• TASK TO CARRY OUT:
Reproduce the listing below in its entirety. Change nothing.

• INPUT:
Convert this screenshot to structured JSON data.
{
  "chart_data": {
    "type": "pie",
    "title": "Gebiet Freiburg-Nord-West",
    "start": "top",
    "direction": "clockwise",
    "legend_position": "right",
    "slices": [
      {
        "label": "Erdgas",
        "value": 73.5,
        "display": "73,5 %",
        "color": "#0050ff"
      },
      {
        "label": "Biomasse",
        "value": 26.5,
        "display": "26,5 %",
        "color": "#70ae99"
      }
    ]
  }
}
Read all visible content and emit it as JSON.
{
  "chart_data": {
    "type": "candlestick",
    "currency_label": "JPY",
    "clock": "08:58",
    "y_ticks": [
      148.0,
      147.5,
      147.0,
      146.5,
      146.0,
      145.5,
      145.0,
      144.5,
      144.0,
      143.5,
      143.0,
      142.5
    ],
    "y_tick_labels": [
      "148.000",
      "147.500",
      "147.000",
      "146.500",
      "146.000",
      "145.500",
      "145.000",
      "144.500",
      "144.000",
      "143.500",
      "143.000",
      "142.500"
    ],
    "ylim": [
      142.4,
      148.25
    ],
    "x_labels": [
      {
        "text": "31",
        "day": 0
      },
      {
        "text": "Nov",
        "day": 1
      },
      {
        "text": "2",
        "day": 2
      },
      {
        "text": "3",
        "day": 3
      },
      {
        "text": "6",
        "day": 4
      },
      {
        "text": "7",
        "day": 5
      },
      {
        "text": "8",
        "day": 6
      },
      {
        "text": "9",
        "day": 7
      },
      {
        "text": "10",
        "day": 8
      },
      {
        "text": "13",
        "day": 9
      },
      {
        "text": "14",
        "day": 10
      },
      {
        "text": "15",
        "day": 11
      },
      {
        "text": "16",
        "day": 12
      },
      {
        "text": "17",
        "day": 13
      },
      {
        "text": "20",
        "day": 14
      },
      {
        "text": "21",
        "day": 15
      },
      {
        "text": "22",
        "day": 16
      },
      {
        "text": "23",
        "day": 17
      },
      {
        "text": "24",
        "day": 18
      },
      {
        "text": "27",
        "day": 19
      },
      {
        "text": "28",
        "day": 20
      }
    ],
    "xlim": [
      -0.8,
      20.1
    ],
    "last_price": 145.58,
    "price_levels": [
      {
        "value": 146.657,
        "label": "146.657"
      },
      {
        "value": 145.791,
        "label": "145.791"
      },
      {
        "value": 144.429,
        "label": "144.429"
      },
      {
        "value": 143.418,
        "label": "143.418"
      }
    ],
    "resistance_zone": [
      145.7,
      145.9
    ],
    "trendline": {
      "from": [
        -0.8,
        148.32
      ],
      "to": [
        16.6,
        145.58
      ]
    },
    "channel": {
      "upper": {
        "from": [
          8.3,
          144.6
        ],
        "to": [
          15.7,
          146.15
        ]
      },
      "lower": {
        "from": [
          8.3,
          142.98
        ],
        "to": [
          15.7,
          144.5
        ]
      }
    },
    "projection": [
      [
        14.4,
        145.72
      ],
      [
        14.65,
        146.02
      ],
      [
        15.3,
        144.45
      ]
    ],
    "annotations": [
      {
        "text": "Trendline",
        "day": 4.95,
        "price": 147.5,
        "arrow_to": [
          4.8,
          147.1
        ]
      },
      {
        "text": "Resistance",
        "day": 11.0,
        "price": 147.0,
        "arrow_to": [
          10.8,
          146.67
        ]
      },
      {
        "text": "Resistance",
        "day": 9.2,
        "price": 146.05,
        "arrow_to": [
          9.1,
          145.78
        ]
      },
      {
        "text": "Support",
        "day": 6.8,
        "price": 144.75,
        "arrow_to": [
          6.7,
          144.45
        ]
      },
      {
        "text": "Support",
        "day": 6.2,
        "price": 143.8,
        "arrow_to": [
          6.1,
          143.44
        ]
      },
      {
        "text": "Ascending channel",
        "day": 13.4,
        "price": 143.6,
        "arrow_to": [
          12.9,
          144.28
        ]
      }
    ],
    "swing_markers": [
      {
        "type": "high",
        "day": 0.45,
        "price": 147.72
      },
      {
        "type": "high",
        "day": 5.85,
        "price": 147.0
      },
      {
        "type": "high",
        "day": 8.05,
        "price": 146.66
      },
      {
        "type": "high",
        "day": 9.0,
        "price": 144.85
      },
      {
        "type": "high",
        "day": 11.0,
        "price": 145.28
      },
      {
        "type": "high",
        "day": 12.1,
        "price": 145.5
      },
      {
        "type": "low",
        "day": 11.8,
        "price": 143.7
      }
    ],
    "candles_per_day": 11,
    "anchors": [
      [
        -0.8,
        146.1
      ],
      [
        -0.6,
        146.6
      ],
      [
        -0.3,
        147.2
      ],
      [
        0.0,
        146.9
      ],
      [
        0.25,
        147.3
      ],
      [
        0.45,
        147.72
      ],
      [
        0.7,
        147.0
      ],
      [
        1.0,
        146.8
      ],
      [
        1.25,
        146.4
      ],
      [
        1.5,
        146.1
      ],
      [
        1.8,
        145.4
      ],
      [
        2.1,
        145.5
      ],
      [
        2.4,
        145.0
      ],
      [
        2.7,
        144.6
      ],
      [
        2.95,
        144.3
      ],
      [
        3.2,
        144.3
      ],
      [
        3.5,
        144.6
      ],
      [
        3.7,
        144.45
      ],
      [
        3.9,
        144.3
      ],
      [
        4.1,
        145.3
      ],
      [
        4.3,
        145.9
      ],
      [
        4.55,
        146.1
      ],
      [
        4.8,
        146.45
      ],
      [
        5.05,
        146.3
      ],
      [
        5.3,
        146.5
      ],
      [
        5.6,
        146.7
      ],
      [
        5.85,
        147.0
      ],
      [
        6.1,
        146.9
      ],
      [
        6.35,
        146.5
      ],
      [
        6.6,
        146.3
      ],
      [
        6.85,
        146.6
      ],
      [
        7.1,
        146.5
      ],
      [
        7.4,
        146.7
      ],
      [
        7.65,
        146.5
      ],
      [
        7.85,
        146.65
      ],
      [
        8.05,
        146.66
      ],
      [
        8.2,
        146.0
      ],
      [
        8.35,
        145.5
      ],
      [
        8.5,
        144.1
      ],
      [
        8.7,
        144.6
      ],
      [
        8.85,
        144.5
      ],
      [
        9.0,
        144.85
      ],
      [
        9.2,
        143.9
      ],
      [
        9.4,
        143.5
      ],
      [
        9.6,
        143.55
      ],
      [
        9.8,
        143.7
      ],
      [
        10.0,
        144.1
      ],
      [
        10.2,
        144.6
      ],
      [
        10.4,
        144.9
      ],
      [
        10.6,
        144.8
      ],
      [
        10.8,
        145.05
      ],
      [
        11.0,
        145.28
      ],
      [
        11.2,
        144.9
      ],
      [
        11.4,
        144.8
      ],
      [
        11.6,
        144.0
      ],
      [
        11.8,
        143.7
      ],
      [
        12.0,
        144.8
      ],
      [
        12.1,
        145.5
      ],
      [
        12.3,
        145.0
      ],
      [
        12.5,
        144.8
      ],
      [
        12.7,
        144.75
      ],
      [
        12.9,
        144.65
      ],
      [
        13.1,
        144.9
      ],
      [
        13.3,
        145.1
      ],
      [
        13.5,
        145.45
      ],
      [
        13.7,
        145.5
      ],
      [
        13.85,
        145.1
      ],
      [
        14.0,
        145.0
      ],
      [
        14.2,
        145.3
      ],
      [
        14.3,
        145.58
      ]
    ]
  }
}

• RESPONSE:
Convert this screenshot to structured JSON data.
{
  "chart_data": {
    "type": "pie",
    "title": "Gebiet Freiburg-Nord-West",
    "start": "top",
    "direction": "clockwise",
    "legend_position": "right",
    "slices": [
      {
        "label": "Erdgas",
        "value": 73.5,
        "display": "73,5 %",
        "color": "#0050ff"
      },
      {
        "label": "Biomasse",
        "value": 26.5,
        "display": "26,5 %",
        "color": "#70ae99"
      }
    ]
  }
}
Read all visible content and emit it as JSON.
{
  "chart_data": {
    "type": "candlestick",
    "currency_label": "JPY",
    "clock": "08:58",
    "y_ticks": [
      148.0,
      147.5,
      147.0,
      146.5,
      146.0,
      145.5,
      145.0,
      144.5,
      144.0,
      143.5,
      143.0,
      142.5
    ],
    "y_tick_labels": [
      "148.000",
      "147.500",
      "147.000",
      "146.500",
      "146.000",
      "145.500",
      "145.000",
      "144.500",
      "144.000",
      "143.500",
      "143.000",
      "142.500"
    ],
    "ylim": [
      142.4,
      148.25
    ],
    "x_labels": [
      {
        "text": "31",
        "day": 0
      },
      {
        "text": "Nov",
        "day": 1
      },
      {
        "text": "2",
        "day": 2
      },
      {
        "text": "3",
        "day": 3
      },
      {
        "text": "6",
        "day": 4
      },
      {
        "text": "7",
        "day": 5
      },
      {
        "text": "8",
        "day": 6
      },
      {
        "text": "9",
        "day": 7
      },
      {
        "text": "10",
        "day": 8
      },
      {
        "text": "13",
        "day": 9
      },
      {
        "text": "14",
        "day": 10
      },
      {
        "text": "15",
        "day": 11
      },
      {
        "text": "16",
        "day": 12
      },
      {
        "text": "17",
        "day": 13
      },
      {
        "text": "20",
        "day": 14
      },
      {
        "text": "21",
        "day": 15
      },
      {
        "text": "22",
        "day": 16
      },
      {
        "text": "23",
        "day": 17
      },
      {
        "text": "24",
        "day": 18
      },
      {
        "text": "27",
        "day": 19
      },
      {
        "text": "28",
        "day": 20
      }
    ],
    "xlim": [
      -0.8,
      20.1
    ],
    "last_price": 145.58,
    "price_levels": [
      {
        "value": 146.657,
        "label": "146.657"
      },
      {
        "value": 145.791,
        "label": "145.791"
      },
      {
        "value": 144.429,
        "label": "144.429"
      },
      {
        "value": 143.418,
        "label": "143.418"
      }
    ],
    "resistance_zone": [
      145.7,
      145.9
    ],
    "trendline": {
      "from": [
        -0.8,
        148.32
      ],
      "to": [
        16.6,
        145.58
      ]
    },
    "channel": {
      "upper": {
        "from": [
          8.3,
          144.6
        ],
        "to": [
          15.7,
          146.15
        ]
      },
      "lower": {
        "from": [
          8.3,
          142.98
        ],
        "to": [
          15.7,
          144.5
        ]
      }
    },
    "projection": [
      [
        14.4,
        145.72
      ],
      [
        14.65,
        146.02
      ],
      [
        15.3,
        144.45
      ]
    ],
    "annotations": [
      {
        "text": "Trendline",
        "day": 4.95,
        "price": 147.5,
        "arrow_to": [
          4.8,
          147.1
        ]
      },
      {
        "text": "Resistance",
        "day": 11.0,
        "price": 147.0,
        "arrow_to": [
          10.8,
          146.67
        ]
      },
      {
        "text": "Resistance",
        "day": 9.2,
        "price": 146.05,
        "arrow_to": [
          9.1,
          145.78
        ]
      },
      {
        "text": "Support",
        "day": 6.8,
        "price": 144.75,
        "arrow_to": [
          6.7,
          144.45
        ]
      },
      {
        "text": "Support",
        "day": 6.2,
        "price": 143.8,
        "arrow_to": [
          6.1,
          143.44
        ]
      },
      {
        "text": "Ascending channel",
        "day": 13.4,
        "price": 143.6,
        "arrow_to": [
          12.9,
          144.28
        ]
      }
    ],
    "swing_markers": [
      {
        "type": "high",
        "day": 0.45,
        "price": 147.72
      },
      {
        "type": "high",
        "day": 5.85,
        "price": 147.0
      },
      {
        "type": "high",
        "day": 8.05,
        "price": 146.66
      },
      {
        "type": "high",
        "day": 9.0,
        "price": 144.85
      },
      {
        "type": "high",
        "day": 11.0,
        "price": 145.28
      },
      {
        "type": "high",
        "day": 12.1,
        "price": 145.5
      },
      {
        "type": "low",
        "day": 11.8,
        "price": 143.7
      }
    ],
    "candles_per_day": 11,
    "anchors": [
      [
        -0.8,
        146.1
      ],
      [
        -0.6,
        146.6
      ],
      [
        -0.3,
        147.2
      ],
      [
        0.0,
        146.9
      ],
      [
        0.25,
        147.3
      ],
      [
        0.45,
        147.72
      ],
      [
        0.7,
        147.0
      ],
      [
        1.0,
        146.8
      ],
      [
        1.25,
        146.4
      ],
      [
        1.5,
        146.1
      ],
      [
        1.8,
        145.4
      ],
      [
        2.1,
        145.5
      ],
      [
        2.4,
        145.0
      ],
      [
        2.7,
        144.6
      ],
      [
        2.95,
        144.3
      ],
      [
        3.2,
        144.3
      ],
      [
        3.5,
        144.6
      ],
      [
        3.7,
        144.45
      ],
      [
        3.9,
        144.3
      ],
      [
        4.1,
        145.3
      ],
      [
        4.3,
        145.9
      ],
      [
        4.55,
        146.1
      ],
      [
        4.8,
        146.45
      ],
      [
        5.05,
        146.3
      ],
      [
        5.3,
        146.5
      ],
      [
        5.6,
        146.7
      ],
      [
        5.85,
        147.0
      ],
      [
        6.1,
        146.9
      ],
      [
        6.35,
        146.5
      ],
      [
        6.6,
        146.3
      ],
      [
        6.85,
        146.6
      ],
      [
        7.1,
        146.5
      ],
      [
        7.4,
        146.7
      ],
      [
        7.65,
        146.5
      ],
      [
        7.85,
        146.65
      ],
      [
        8.05,
        146.66
      ],
      [
        8.2,
        146.0
      ],
      [
        8.35,
        145.5
      ],
      [
        8.5,
        144.1
      ],
      [
        8.7,
        144.6
      ],
      [
        8.85,
        144.5
      ],
      [
        9.0,
        144.85
      ],
      [
        9.2,
        143.9
      ],
      [
        9.4,
        143.5
      ],
      [
        9.6,
        143.55
      ],
      [
        9.8,
        143.7
      ],
      [
        10.0,
        144.1
      ],
      [
        10.2,
        144.6
      ],
      [
        10.4,
        144.9
      ],
      [
        10.6,
        144.8
      ],
      [
        10.8,
        145.05
      ],
      [
        11.0,
        145.28
      ],
      [
        11.2,
        144.9
      ],
      [
        11.4,
        144.8
      ],
      [
        11.6,
        144.0
      ],
      [
        11.8,
        143.7
      ],
      [
        12.0,
        144.8
      ],
      [
        12.1,
        145.5
      ],
      [
        12.3,
        145.0
      ],
      [
        12.5,
        144.8
      ],
      [
        12.7,
        144.75
      ],
      [
        12.9,
        144.65
      ],
      [
        13.1,
        144.9
      ],
      [
        13.3,
        145.1
      ],
      [
        13.5,
        145.45
      ],
      [
        13.7,
        145.5
      ],
      [
        13.85,
        145.1
      ],
      [
        14.0,
        145.0
      ],
      [
        14.2,
        145.3
      ],
      [
        14.3,
        145.58
      ]
    ]
  }
}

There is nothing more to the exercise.